#### Task objective:
Using the data below, copy every line that contains the word "NaCl".

#### Data for this exercise:

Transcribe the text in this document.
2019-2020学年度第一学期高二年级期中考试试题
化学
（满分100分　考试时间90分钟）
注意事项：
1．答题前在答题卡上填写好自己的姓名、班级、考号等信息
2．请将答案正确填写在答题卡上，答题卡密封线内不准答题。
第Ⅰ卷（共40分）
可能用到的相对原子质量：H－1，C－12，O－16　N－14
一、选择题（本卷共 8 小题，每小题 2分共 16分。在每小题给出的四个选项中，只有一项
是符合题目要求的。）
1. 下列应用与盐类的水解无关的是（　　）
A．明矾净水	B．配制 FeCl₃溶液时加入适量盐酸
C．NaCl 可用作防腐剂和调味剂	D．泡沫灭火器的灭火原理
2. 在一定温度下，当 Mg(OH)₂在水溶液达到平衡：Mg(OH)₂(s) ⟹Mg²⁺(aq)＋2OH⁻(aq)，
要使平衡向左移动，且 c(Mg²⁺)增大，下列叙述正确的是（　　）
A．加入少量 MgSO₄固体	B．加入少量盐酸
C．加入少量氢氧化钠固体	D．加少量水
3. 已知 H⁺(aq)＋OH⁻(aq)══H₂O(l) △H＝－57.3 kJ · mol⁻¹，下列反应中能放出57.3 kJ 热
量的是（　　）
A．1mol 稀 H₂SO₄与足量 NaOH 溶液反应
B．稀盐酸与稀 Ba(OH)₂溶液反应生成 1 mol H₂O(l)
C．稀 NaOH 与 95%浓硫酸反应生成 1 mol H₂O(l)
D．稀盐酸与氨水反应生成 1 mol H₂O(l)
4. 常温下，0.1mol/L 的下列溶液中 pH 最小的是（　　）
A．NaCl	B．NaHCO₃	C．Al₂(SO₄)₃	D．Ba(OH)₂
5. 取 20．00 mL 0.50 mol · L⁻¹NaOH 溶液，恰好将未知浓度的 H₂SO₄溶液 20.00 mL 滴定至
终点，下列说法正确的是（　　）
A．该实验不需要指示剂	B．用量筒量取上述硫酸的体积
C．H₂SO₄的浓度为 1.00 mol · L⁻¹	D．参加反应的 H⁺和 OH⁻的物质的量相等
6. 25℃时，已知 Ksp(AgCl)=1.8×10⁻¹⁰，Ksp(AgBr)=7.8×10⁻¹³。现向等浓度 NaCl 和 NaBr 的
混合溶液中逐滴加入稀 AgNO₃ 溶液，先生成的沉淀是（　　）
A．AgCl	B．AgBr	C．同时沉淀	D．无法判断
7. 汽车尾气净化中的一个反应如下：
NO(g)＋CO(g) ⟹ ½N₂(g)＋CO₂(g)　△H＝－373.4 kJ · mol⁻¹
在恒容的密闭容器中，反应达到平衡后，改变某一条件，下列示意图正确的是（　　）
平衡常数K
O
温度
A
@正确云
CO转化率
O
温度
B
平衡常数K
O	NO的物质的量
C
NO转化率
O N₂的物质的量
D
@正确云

#### Answer to this problem:
C．NaCl 可用作防腐剂和调味剂	D．泡沫灭火器的灭火原理
A．NaCl	B．NaHCO₃	C．Al₂(SO₄)₃	D．Ba(OH)₂
6. 25℃时，已知 Ksp(AgCl)=1.8×10⁻¹⁰，Ksp(AgBr)=7.8×10⁻¹³。现向等浓度 NaCl 和 NaBr 的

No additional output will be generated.